▶ Exercise:
Report every line from the material that contains the word "磁盘空间限制".

▶ Provided records:
= = =

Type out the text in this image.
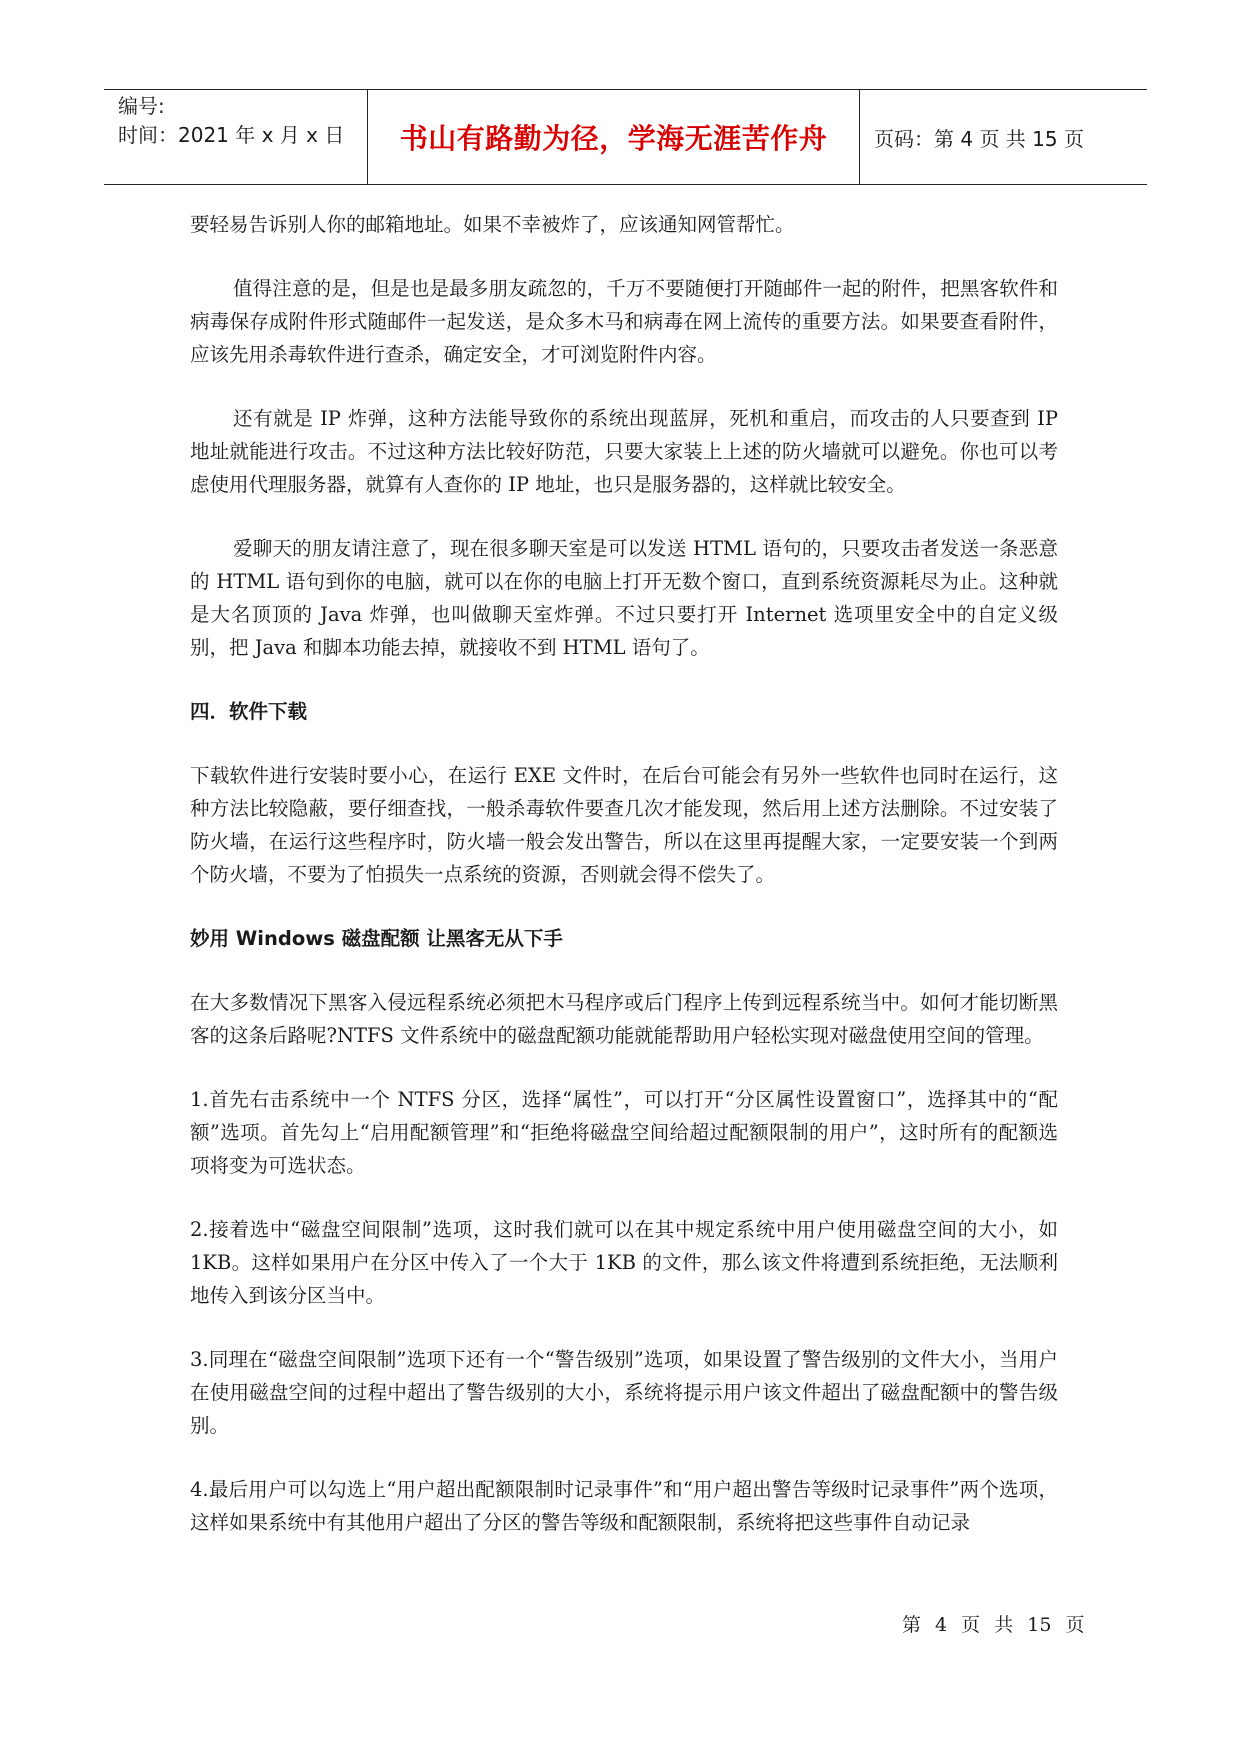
编号:
时间：2021 年 x 月 x 日	书山有路勤为径，学海无涯苦作舟 页码：第 4 页 共 15 页

要轻易告诉别人你的邮箱地址。如果不幸被炸了，应该通知网管帮忙。

值得注意的是，但是也是最多朋友疏忽的，千万不要随便打开随邮件一起的附件，把黑客软件和病毒保存成附件形式随邮件一起发送，是众多木马和病毒在网上流传的重要方法。如果要查看附件，应该先用杀毒软件进行查杀，确定安全，才可浏览附件内容。

还有就是 IP 炸弹，这种方法能导致你的系统出现蓝屏，死机和重启，而攻击的人只要查到 IP 地址就能进行攻击。不过这种方法比较好防范，只要大家装上上述的防火墙就可以避免。你也可以考虑使用代理服务器，就算有人查你的 IP 地址，也只是服务器的，这样就比较安全。

爱聊天的朋友请注意了，现在很多聊天室是可以发送 HTML 语句的，只要攻击者发送一条恶意的 HTML 语句到你的电脑，就可以在你的电脑上打开无数个窗口，直到系统资源耗尽为止。这种就是大名顶顶的 Java 炸弹，也叫做聊天室炸弹。不过只要打开 Internet 选项里安全中的自定义级别，把 Java 和脚本功能去掉，就接收不到 HTML 语句了。

四．软件下载

下载软件进行安装时要小心，在运行 EXE 文件时，在后台可能会有另外一些软件也同时在运行，这种方法比较隐蔽，要仔细查找，一般杀毒软件要查几次才能发现，然后用上述方法删除。不过安装了防火墙，在运行这些程序时，防火墙一般会发出警告，所以在这里再提醒大家，一定要安装一个到两个防火墙，不要为了怕损失一点系统的资源，否则就会得不偿失了。

妙用 Windows 磁盘配额 让黑客无从下手

在大多数情况下黑客入侵远程系统必须把木马程序或后门程序上传到远程系统当中。如何才能切断黑客的这条后路呢?NTFS 文件系统中的磁盘配额功能就能帮助用户轻松实现对磁盘使用空间的管理。

1.首先右击系统中一个 NTFS 分区，选择“属性”，可以打开“分区属性设置窗口”，选择其中的“配额”选项。首先勾上“启用配额管理”和“拒绝将磁盘空间给超过配额限制的用户”，这时所有的配额选项将变为可选状态。

2.接着选中“磁盘空间限制”选项，这时我们就可以在其中规定系统中用户使用磁盘空间的大小，如 1KB。这样如果用户在分区中传入了一个大于 1KB 的文件，那么该文件将遭到系统拒绝，无法顺利地传入到该分区当中。

3.同理在“磁盘空间限制”选项下还有一个“警告级别”选项，如果设置了警告级别的文件大小，当用户在使用磁盘空间的过程中超出了警告级别的大小，系统将提示用户该文件超出了磁盘配额中的警告级别。

4.最后用户可以勾选上“用户超出配额限制时记录事件”和“用户超出警告等级时记录事件”两个选项，这样如果系统中有其他用户超出了分区的警告等级和配额限制，系统将把这些事件自动记录

第 4 页 共 15 页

= = =

▶ Final result:
2.接着选中“磁盘空间限制”选项，这时我们就可以在其中规定系统中用户使用磁盘空间的大小，如 1KB。这样如果用户在分区中传入了一个大于 1KB 的文件，那么该文件将遭到系统拒绝，无法顺利地传入到该分区当中。
3.同理在“磁盘空间限制”选项下还有一个“警告级别”选项，如果设置了警告级别的文件大小，当用户在使用磁盘空间的过程中超出了警告级别的大小，系统将提示用户该文件超出了磁盘配额中的警告级别。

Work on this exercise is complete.